- [The problem]: Transcribe the whole listing below without changing a word, but leave out every image.
-*-*-
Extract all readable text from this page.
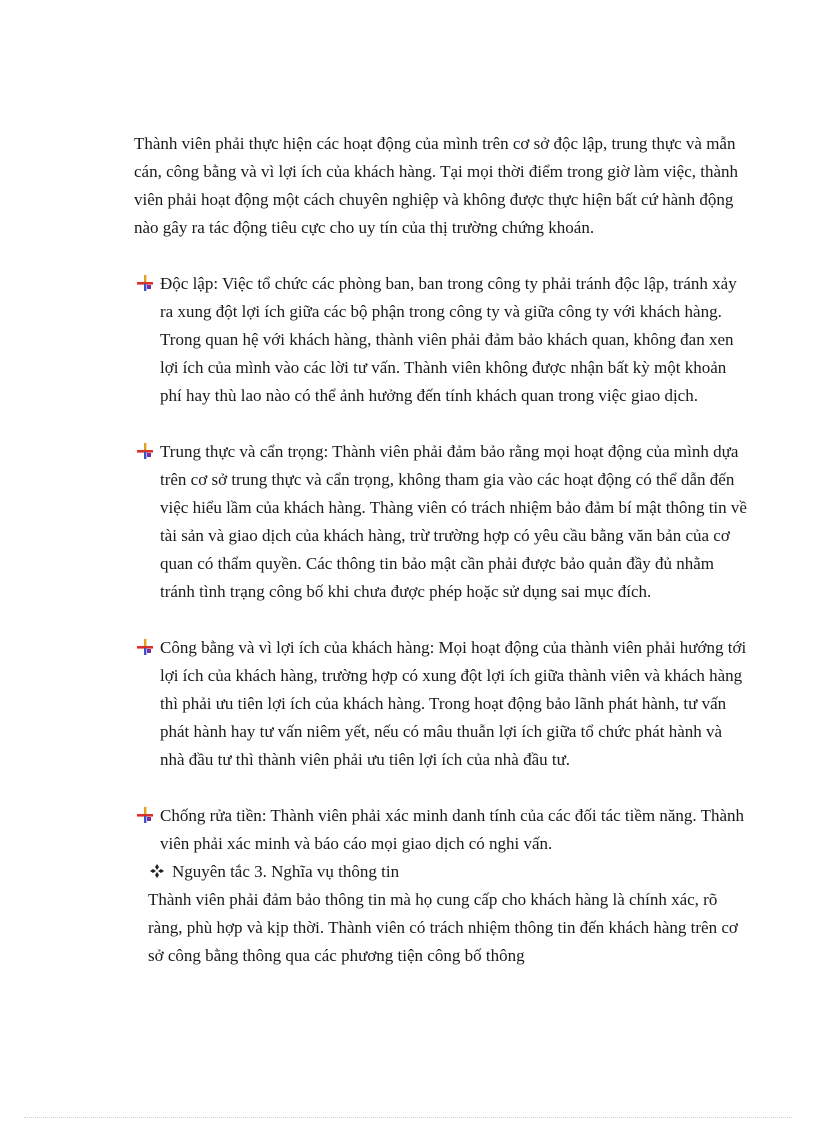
Thành viên phải thực hiện các hoạt động của mình trên cơ sở độc lập, trung thực và mẫn cán, công bằng và vì lợi ích của khách hàng. Tại mọi thời điểm trong giờ làm việc, thành viên phải hoạt động một cách chuyên nghiệp và không được thực hiện bất cứ hành động nào gây ra tác động tiêu cực cho uy tín của thị trường chứng khoán.

Độc lập: Việc tổ chức các phòng ban, ban trong công ty phải tránh độc lập, tránh xảy ra xung đột lợi ích giữa các bộ phận trong công ty và giữa công ty với khách hàng. Trong quan hệ với khách hàng, thành viên phải đảm bảo khách quan, không đan xen lợi ích của mình vào các lời tư vấn. Thành viên không được nhận bất kỳ một khoản phí hay thù lao nào có thể ảnh hưởng đến tính khách quan trong việc giao dịch.

Trung thực và cẩn trọng: Thành viên phải đảm bảo rằng mọi hoạt động của mình dựa trên cơ sở trung thực và cẩn trọng, không tham gia vào các hoạt động có thể dẫn đến việc hiểu lầm của khách hàng. Thàng viên có trách nhiệm bảo đảm bí mật thông tin về tài sản và giao dịch của khách hàng, trừ trường hợp có yêu cầu bằng văn bản của cơ quan có thẩm quyền. Các thông tin bảo mật cần phải được bảo quản đầy đủ nhằm tránh tình trạng công bố khi chưa được phép hoặc sử dụng sai mục đích.

Công bằng và vì lợi ích của khách hàng: Mọi hoạt động của thành viên phải hướng tới lợi ích của khách hàng, trường hợp có xung đột lợi ích giữa thành viên và khách hàng thì phải ưu tiên lợi ích của khách hàng. Trong hoạt động bảo lãnh phát hành, tư vấn phát hành hay tư vấn niêm yết, nếu có mâu thuẫn lợi ích giữa tổ chức phát hành và nhà đầu tư thì thành viên phải ưu tiên lợi ích của nhà đầu tư.

Chống rửa tiền: Thành viên phải xác minh danh tính của các đối tác tiềm năng. Thành viên phải xác minh và báo cáo mọi giao dịch có nghi vấn.

Nguyên tắc 3. Nghĩa vụ thông tin

Thành viên phải đảm bảo thông tin mà họ cung cấp cho khách hàng là chính xác, rõ ràng, phù hợp và kịp thời. Thành viên có trách nhiệm thông tin đến khách hàng trên cơ sở công bằng thông qua các phương tiện công bố thông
-*-*-
- [Solution to the exercise]:
Extract all readable text from this page.
Thành viên phải thực hiện các hoạt động của mình trên cơ sở độc lập, trung thực và mẫn cán, công bằng và vì lợi ích của khách hàng. Tại mọi thời điểm trong giờ làm việc, thành viên phải hoạt động một cách chuyên nghiệp và không được thực hiện bất cứ hành động nào gây ra tác động tiêu cực cho uy tín của thị trường chứng khoán.

Độc lập: Việc tổ chức các phòng ban, ban trong công ty phải tránh độc lập, tránh xảy ra xung đột lợi ích giữa các bộ phận trong công ty và giữa công ty với khách hàng. Trong quan hệ với khách hàng, thành viên phải đảm bảo khách quan, không đan xen lợi ích của mình vào các lời tư vấn. Thành viên không được nhận bất kỳ một khoản phí hay thù lao nào có thể ảnh hưởng đến tính khách quan trong việc giao dịch.

Trung thực và cẩn trọng: Thành viên phải đảm bảo rằng mọi hoạt động của mình dựa trên cơ sở trung thực và cẩn trọng, không tham gia vào các hoạt động có thể dẫn đến việc hiểu lầm của khách hàng. Thàng viên có trách nhiệm bảo đảm bí mật thông tin về tài sản và giao dịch của khách hàng, trừ trường hợp có yêu cầu bằng văn bản của cơ quan có thẩm quyền. Các thông tin bảo mật cần phải được bảo quản đầy đủ nhằm tránh tình trạng công bố khi chưa được phép hoặc sử dụng sai mục đích.

Công bằng và vì lợi ích của khách hàng: Mọi hoạt động của thành viên phải hướng tới lợi ích của khách hàng, trường hợp có xung đột lợi ích giữa thành viên và khách hàng thì phải ưu tiên lợi ích của khách hàng. Trong hoạt động bảo lãnh phát hành, tư vấn phát hành hay tư vấn niêm yết, nếu có mâu thuẫn lợi ích giữa tổ chức phát hành và nhà đầu tư thì thành viên phải ưu tiên lợi ích của nhà đầu tư.

Chống rửa tiền: Thành viên phải xác minh danh tính của các đối tác tiềm năng. Thành viên phải xác minh và báo cáo mọi giao dịch có nghi vấn.

Nguyên tắc 3. Nghĩa vụ thông tin

Thành viên phải đảm bảo thông tin mà họ cung cấp cho khách hàng là chính xác, rõ ràng, phù hợp và kịp thời. Thành viên có trách nhiệm thông tin đến khách hàng trên cơ sở công bằng thông qua các phương tiện công bố thông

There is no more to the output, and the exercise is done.